*EXTRACTED DATA*:
* * *

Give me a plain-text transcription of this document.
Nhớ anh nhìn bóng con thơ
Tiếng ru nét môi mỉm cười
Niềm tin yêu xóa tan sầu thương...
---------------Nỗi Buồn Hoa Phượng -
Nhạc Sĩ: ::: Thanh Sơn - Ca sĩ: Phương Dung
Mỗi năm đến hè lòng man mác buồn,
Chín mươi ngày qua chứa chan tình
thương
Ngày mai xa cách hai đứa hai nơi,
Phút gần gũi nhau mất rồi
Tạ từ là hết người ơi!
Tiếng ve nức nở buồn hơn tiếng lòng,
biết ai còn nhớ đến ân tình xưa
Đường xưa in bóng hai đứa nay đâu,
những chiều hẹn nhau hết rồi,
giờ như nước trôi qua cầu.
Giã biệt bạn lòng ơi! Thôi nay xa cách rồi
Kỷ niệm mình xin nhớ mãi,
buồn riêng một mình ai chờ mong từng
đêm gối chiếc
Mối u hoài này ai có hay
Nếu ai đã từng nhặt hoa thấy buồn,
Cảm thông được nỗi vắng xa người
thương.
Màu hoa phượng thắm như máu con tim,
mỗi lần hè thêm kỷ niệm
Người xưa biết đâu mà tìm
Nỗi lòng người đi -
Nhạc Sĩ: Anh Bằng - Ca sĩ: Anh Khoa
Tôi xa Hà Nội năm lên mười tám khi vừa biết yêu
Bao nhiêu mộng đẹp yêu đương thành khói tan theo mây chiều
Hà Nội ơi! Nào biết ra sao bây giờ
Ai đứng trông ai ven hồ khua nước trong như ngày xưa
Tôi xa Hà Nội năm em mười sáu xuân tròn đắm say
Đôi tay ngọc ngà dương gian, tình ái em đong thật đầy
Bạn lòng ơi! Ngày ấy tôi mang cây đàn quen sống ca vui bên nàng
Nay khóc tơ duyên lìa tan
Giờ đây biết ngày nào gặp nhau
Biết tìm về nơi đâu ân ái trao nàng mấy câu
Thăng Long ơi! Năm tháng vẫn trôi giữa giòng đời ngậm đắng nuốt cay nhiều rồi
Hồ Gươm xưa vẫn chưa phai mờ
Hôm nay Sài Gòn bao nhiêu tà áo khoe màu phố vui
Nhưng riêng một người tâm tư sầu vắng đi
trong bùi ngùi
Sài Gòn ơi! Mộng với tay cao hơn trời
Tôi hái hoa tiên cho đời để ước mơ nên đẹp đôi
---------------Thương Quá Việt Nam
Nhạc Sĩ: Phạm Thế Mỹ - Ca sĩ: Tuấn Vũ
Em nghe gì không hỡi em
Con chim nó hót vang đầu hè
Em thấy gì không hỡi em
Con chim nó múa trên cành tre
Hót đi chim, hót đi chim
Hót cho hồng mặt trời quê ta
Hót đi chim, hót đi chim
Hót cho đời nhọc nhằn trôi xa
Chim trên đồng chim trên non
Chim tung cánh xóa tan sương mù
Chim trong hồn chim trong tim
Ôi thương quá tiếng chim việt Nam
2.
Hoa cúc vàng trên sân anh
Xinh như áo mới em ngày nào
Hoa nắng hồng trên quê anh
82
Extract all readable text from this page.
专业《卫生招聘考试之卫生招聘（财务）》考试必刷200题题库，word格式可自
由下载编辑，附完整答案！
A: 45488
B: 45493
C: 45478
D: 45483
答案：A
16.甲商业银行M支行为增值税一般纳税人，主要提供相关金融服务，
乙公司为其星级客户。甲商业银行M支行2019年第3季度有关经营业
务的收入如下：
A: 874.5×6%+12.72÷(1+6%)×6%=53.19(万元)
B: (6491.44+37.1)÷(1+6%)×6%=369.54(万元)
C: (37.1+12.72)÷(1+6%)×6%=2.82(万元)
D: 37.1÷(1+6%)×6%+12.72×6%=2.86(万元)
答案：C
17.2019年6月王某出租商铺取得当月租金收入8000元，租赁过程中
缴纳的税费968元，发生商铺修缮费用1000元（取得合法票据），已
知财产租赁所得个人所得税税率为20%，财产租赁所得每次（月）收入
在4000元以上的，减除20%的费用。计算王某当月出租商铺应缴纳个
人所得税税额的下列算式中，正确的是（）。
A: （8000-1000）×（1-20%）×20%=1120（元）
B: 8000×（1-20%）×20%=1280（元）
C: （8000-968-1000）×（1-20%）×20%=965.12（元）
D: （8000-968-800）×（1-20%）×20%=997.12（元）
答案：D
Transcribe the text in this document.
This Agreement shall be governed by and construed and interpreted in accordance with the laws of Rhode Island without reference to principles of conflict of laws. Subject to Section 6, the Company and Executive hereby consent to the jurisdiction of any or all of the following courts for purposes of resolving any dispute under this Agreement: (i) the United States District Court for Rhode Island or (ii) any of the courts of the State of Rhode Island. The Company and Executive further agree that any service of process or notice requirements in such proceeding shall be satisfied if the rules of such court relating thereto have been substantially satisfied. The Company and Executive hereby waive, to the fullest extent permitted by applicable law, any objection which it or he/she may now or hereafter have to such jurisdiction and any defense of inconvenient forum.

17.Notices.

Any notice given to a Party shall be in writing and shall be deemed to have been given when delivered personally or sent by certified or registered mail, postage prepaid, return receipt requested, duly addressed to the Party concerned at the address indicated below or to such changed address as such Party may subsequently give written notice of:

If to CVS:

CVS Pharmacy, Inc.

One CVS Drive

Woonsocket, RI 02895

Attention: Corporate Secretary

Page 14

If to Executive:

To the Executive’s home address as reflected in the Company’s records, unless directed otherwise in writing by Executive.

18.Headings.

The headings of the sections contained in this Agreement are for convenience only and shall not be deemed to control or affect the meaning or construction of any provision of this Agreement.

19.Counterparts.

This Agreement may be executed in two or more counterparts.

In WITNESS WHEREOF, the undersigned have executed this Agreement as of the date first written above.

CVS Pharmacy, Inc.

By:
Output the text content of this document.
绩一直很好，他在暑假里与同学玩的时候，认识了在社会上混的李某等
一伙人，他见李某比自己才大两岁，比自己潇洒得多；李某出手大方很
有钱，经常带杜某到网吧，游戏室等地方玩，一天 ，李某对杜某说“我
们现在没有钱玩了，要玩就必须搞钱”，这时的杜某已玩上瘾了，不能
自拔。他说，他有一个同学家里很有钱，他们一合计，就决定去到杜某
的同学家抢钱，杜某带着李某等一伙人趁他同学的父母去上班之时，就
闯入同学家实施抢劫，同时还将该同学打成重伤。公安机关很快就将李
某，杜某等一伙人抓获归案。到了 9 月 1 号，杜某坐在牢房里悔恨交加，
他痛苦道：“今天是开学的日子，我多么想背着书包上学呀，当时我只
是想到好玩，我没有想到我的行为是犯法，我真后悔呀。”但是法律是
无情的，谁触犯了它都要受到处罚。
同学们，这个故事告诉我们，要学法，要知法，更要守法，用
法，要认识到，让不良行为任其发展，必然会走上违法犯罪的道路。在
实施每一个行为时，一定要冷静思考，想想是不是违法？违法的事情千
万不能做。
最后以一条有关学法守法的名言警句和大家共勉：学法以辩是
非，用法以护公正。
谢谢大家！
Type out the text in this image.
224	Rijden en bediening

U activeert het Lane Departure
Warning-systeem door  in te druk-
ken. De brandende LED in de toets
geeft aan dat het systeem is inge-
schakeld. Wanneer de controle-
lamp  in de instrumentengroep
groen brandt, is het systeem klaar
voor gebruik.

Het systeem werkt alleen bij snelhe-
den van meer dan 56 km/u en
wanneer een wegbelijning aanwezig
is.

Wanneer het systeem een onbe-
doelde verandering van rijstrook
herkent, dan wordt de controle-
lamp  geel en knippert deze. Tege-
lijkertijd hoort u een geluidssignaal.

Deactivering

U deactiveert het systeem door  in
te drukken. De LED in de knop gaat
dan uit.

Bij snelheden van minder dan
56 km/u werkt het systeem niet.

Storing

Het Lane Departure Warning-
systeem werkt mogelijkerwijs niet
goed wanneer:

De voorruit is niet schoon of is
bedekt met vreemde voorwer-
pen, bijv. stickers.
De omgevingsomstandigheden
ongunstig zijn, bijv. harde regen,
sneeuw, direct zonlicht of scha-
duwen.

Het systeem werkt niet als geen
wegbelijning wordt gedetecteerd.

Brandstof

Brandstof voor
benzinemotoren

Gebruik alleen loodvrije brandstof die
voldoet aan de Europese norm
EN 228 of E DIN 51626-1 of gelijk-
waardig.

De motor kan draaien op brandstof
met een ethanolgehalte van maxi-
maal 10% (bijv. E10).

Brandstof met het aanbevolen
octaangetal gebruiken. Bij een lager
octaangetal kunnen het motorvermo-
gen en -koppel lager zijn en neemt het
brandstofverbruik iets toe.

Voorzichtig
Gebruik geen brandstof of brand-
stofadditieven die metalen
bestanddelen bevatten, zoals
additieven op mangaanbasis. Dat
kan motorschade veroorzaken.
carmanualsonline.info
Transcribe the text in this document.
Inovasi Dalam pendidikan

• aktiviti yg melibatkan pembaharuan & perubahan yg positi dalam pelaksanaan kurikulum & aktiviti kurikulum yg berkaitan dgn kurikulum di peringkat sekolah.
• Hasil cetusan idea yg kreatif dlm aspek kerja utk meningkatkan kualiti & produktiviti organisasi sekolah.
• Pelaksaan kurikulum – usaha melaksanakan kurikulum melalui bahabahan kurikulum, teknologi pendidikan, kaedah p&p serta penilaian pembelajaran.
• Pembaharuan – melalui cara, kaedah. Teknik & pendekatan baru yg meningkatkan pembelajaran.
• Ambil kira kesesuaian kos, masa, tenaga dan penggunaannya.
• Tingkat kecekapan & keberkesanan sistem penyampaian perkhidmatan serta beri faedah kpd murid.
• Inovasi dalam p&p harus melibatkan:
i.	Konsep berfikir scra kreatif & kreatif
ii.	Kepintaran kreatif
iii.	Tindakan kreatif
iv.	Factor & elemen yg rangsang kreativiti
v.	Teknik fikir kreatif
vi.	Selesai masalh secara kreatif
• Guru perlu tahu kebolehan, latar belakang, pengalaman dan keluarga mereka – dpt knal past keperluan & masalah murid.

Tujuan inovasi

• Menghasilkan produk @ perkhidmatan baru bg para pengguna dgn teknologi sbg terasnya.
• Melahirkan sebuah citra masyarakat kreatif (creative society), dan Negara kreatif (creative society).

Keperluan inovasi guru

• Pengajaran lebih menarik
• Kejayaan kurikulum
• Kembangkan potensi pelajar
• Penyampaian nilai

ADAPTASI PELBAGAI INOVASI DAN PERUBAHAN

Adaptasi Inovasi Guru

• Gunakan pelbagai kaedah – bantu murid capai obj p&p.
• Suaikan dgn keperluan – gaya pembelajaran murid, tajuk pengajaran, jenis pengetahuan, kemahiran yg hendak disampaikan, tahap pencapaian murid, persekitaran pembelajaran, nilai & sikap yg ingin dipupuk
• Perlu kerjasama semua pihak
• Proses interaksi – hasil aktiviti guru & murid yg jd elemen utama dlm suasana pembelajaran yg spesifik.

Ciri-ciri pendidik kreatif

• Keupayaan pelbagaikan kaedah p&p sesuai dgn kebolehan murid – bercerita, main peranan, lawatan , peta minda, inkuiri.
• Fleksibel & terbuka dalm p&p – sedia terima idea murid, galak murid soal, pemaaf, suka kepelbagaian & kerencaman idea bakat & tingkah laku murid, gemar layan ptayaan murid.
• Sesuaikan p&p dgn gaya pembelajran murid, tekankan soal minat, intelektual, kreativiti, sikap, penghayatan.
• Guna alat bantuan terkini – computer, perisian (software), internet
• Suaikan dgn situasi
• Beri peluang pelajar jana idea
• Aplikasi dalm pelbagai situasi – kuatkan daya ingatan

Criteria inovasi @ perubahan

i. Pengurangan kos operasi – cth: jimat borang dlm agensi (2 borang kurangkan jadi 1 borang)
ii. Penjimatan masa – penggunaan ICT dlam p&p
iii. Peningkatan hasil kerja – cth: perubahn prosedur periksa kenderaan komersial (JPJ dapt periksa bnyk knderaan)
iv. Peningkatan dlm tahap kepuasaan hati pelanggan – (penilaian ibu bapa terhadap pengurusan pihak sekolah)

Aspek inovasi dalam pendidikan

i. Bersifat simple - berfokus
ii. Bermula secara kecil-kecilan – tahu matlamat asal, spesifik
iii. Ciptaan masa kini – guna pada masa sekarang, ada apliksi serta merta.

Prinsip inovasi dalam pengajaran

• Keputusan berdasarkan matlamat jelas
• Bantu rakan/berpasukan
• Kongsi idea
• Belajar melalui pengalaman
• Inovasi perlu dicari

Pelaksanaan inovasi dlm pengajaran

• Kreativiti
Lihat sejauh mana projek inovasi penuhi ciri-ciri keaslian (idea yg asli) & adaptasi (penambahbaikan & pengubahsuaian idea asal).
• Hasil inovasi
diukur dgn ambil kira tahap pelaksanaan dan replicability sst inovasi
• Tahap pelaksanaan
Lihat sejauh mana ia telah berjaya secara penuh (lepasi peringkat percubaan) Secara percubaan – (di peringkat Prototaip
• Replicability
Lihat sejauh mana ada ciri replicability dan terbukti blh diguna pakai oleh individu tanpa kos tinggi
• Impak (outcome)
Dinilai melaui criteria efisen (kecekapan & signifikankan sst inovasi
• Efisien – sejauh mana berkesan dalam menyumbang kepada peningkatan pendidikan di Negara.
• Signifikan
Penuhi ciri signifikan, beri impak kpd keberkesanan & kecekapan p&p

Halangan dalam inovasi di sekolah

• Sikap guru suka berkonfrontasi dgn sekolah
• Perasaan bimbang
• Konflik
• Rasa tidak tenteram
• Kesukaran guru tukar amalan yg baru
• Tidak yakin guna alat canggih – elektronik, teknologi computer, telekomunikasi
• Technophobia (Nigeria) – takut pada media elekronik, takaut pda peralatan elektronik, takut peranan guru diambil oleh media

* * *

Pick out the lines containing the string "mình" and show them.

*TASK RESPONSE*:
Kỷ niệm mình xin nhớ mãi,
buồn riêng một mình ai chờ mong từng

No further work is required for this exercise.